• **Exercise directions**: Quote every line below exactly and skip any picture.

▬▬▬▬▬▬

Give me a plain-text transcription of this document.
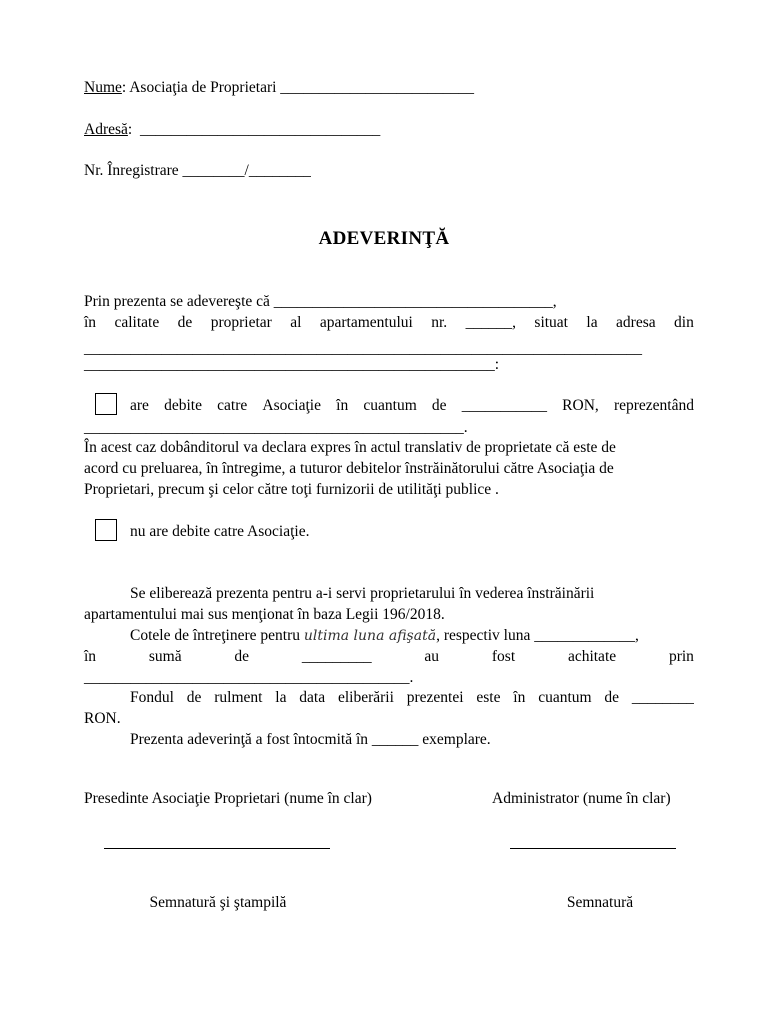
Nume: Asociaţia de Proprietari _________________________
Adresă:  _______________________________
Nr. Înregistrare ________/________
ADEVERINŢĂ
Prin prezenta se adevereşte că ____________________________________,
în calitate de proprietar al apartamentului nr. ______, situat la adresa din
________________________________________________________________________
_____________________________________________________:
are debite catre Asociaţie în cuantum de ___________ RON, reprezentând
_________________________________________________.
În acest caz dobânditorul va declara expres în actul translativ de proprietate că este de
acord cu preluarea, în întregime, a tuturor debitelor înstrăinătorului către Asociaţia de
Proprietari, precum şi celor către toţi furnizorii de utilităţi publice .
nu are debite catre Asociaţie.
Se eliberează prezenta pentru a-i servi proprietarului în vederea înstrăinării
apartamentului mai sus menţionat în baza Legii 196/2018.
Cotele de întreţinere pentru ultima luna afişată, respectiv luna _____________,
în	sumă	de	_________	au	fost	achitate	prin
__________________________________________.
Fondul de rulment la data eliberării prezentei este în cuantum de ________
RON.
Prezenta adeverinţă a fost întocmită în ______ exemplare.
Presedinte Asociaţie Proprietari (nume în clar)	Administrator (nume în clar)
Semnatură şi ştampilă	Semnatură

▬▬▬▬▬▬

• **Finished exercise**:
Give me a plain-text transcription of this document.
Nume: Asociaţia de Proprietari _________________________
Adresă:  _______________________________
Nr. Înregistrare ________/________
ADEVERINŢĂ
Prin prezenta se adevereşte că ____________________________________,
în calitate de proprietar al apartamentului nr. ______, situat la adresa din
________________________________________________________________________
_____________________________________________________:
are debite catre Asociaţie în cuantum de ___________ RON, reprezentând
_________________________________________________.
În acest caz dobânditorul va declara expres în actul translativ de proprietate că este de
acord cu preluarea, în întregime, a tuturor debitelor înstrăinătorului către Asociaţia de
Proprietari, precum şi celor către toţi furnizorii de utilităţi publice .
nu are debite catre Asociaţie.
Se eliberează prezenta pentru a-i servi proprietarului în vederea înstrăinării
apartamentului mai sus menţionat în baza Legii 196/2018.
Cotele de întreţinere pentru ultima luna afişată, respectiv luna _____________,
în	sumă	de	_________	au	fost	achitate	prin
__________________________________________.
Fondul de rulment la data eliberării prezentei este în cuantum de ________
RON.
Prezenta adeverinţă a fost întocmită în ______ exemplare.
Presedinte Asociaţie Proprietari (nume în clar)	Administrator (nume în clar)
Semnatură şi ştampilă	Semnatură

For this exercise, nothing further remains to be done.